▶ [What is required]
Identify and pull out each line of the entries in which "Height" occurs.

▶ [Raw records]
☆ ☆ ☆
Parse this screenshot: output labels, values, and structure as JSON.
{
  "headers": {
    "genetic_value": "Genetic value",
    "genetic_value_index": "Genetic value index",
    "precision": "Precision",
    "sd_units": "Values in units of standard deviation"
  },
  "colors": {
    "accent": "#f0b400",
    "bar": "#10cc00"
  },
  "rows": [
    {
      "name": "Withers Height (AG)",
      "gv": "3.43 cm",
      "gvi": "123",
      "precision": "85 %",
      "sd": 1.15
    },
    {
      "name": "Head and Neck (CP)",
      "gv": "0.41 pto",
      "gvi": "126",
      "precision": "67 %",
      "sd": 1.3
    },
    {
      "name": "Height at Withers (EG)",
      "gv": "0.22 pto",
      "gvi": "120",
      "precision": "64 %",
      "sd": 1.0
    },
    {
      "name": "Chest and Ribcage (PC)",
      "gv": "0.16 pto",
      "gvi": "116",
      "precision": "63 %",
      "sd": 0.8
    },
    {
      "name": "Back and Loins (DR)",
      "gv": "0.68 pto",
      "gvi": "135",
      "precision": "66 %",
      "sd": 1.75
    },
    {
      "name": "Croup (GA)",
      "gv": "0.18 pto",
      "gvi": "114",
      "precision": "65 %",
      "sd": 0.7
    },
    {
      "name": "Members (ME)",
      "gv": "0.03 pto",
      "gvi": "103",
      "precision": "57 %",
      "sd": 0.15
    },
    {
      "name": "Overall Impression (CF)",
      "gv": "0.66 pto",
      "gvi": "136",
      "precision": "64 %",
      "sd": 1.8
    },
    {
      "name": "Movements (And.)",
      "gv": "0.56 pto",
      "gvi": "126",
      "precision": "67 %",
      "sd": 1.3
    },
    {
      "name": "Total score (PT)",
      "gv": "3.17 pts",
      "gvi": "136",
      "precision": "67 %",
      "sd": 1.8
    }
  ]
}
☆ ☆ ☆
▶ [Exercise response]
      "name": "Withers Height (AG)",
      "name": "Height at Withers (EG)",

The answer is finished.